Each line containing the word "this" must be reported.

----

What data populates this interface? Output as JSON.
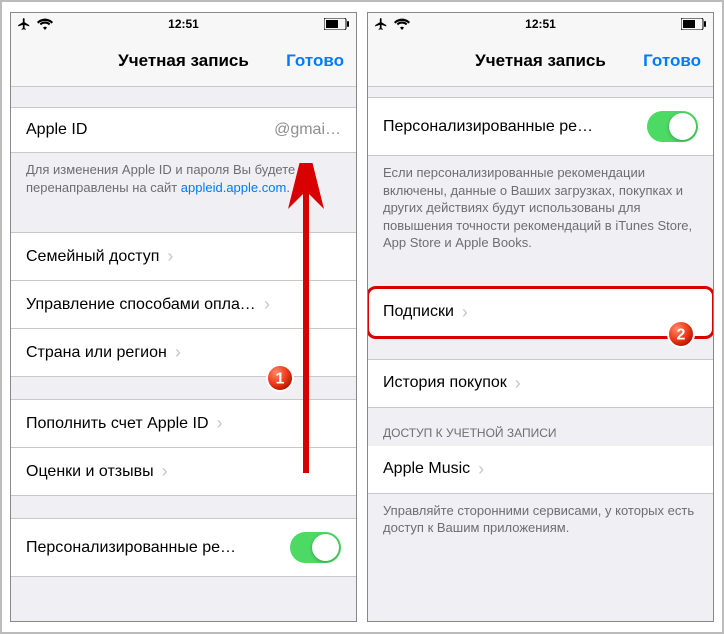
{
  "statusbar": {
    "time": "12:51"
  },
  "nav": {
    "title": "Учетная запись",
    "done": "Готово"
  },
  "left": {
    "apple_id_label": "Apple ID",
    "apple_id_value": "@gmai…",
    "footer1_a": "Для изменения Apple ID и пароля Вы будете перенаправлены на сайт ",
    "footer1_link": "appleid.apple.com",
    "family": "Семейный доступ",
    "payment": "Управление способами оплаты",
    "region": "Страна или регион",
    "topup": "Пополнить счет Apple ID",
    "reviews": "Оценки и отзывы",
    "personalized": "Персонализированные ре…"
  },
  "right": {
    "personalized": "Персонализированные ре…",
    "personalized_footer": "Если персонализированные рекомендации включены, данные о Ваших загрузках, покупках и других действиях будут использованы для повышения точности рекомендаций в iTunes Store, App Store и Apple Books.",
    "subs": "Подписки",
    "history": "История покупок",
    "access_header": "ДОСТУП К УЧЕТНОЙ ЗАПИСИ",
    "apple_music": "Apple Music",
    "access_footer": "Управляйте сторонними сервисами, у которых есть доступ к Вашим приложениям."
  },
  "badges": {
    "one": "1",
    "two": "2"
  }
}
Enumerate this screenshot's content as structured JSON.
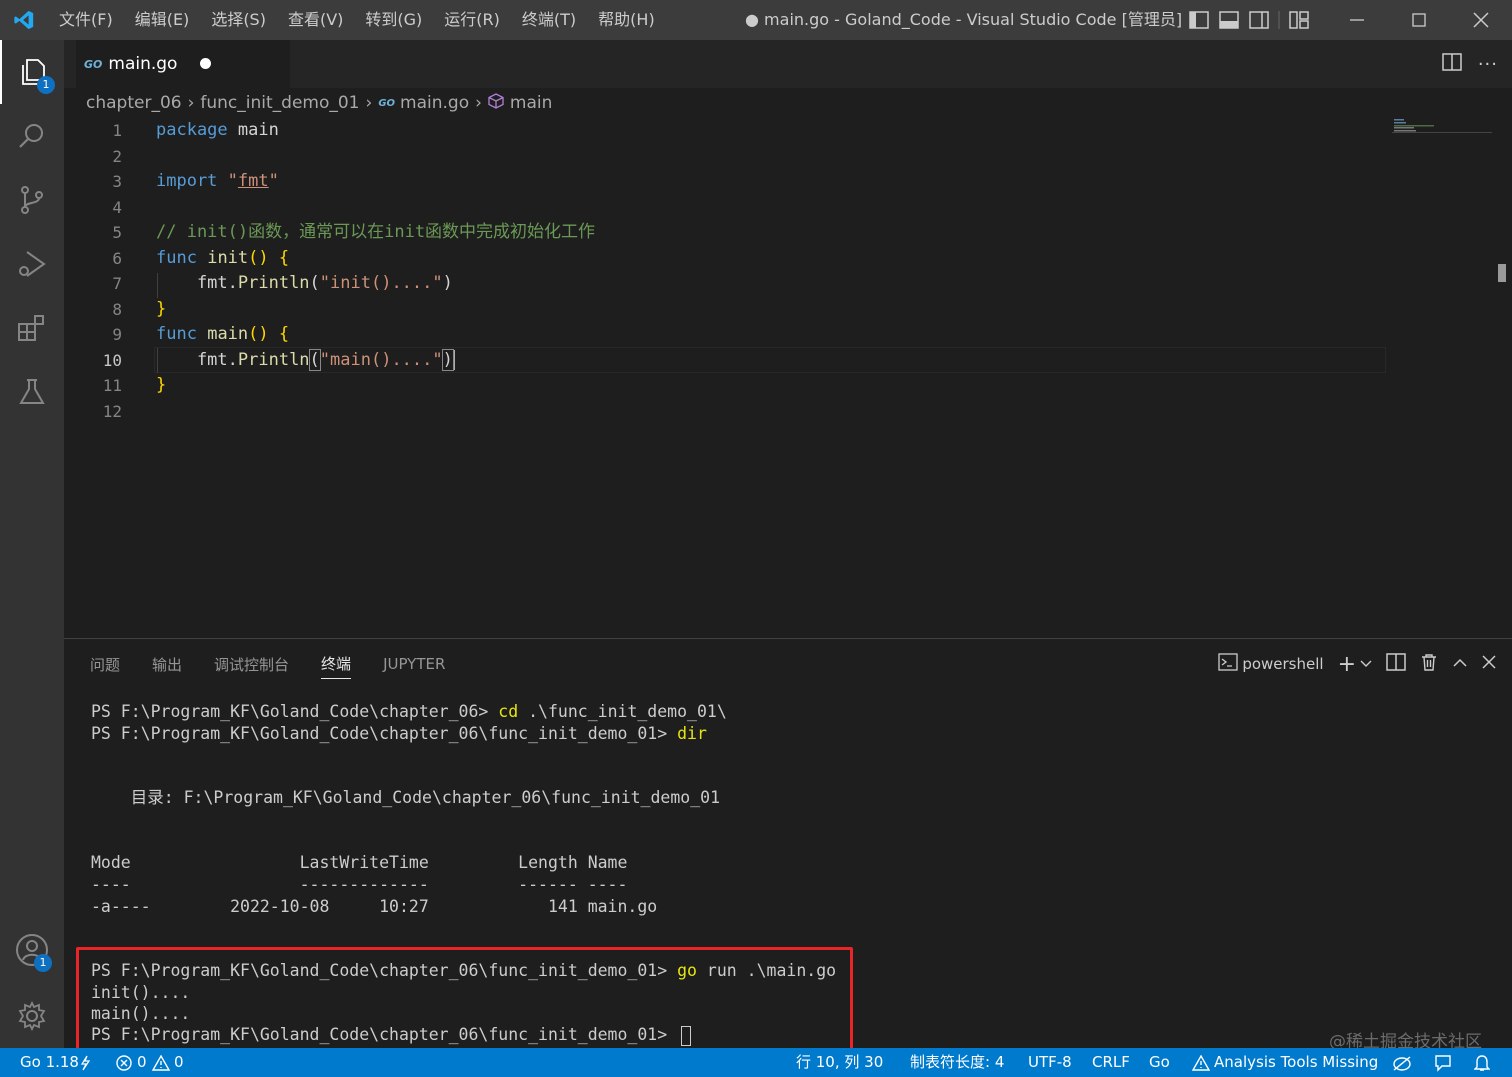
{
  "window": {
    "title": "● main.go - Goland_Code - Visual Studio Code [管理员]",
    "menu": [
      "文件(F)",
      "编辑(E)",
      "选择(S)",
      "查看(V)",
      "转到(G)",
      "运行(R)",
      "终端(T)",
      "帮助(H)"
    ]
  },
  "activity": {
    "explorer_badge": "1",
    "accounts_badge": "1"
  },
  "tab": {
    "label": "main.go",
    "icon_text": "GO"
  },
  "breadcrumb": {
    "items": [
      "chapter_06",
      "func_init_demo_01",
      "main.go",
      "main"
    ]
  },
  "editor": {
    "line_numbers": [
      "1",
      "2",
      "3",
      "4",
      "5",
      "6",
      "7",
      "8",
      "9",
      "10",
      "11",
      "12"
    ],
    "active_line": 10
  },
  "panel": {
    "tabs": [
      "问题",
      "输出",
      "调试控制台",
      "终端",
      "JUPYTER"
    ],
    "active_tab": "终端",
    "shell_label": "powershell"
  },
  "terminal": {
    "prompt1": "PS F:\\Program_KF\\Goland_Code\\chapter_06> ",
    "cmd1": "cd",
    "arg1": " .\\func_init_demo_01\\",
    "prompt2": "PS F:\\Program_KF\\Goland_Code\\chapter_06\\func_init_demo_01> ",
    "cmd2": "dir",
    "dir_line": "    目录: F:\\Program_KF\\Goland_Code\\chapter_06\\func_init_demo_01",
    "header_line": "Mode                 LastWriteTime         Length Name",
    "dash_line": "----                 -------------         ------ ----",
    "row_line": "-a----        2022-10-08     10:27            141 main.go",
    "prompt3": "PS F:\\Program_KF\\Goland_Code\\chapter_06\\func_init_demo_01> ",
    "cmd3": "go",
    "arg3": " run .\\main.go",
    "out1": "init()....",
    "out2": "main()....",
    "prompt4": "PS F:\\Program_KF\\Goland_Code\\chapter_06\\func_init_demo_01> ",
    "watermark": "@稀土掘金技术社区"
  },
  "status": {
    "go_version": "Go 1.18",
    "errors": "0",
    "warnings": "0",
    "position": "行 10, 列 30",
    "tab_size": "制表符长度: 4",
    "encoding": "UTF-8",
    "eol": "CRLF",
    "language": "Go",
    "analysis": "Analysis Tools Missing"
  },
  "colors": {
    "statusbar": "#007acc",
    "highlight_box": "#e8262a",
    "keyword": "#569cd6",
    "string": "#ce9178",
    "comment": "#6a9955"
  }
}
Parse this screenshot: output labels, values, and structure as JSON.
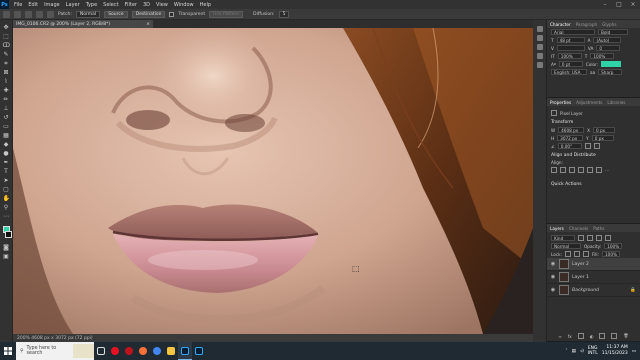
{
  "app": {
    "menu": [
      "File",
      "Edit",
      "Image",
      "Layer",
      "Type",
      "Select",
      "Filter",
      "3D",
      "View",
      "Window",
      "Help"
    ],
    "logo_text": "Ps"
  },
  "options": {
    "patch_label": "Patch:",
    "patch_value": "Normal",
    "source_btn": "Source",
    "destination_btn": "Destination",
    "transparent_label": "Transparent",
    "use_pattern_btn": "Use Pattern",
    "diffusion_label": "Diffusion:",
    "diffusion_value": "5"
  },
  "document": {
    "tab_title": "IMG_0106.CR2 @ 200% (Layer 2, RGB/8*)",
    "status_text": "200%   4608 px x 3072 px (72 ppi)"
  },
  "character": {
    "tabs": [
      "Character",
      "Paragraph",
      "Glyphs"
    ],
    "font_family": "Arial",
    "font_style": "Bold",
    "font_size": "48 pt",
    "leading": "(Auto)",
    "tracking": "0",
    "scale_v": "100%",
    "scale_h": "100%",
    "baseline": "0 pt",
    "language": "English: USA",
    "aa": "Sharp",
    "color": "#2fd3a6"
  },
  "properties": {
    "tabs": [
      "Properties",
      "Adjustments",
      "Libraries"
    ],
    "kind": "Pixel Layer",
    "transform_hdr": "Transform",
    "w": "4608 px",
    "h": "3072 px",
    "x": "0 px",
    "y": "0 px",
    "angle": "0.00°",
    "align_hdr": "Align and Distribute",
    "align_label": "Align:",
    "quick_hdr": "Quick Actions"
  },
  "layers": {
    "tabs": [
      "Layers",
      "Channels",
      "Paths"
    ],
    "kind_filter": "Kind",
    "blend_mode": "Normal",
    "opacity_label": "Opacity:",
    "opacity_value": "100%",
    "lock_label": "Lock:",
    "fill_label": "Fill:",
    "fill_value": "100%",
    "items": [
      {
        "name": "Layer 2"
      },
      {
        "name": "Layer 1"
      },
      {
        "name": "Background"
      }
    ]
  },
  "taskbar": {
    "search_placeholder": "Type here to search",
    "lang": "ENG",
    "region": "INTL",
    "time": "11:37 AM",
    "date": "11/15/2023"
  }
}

----

IN RESPONSE:
What data populates this interface? Output as JSON.
Enumerate this screenshot's content as structured JSON.
Parse this screenshot: output labels, values, and structure as JSON.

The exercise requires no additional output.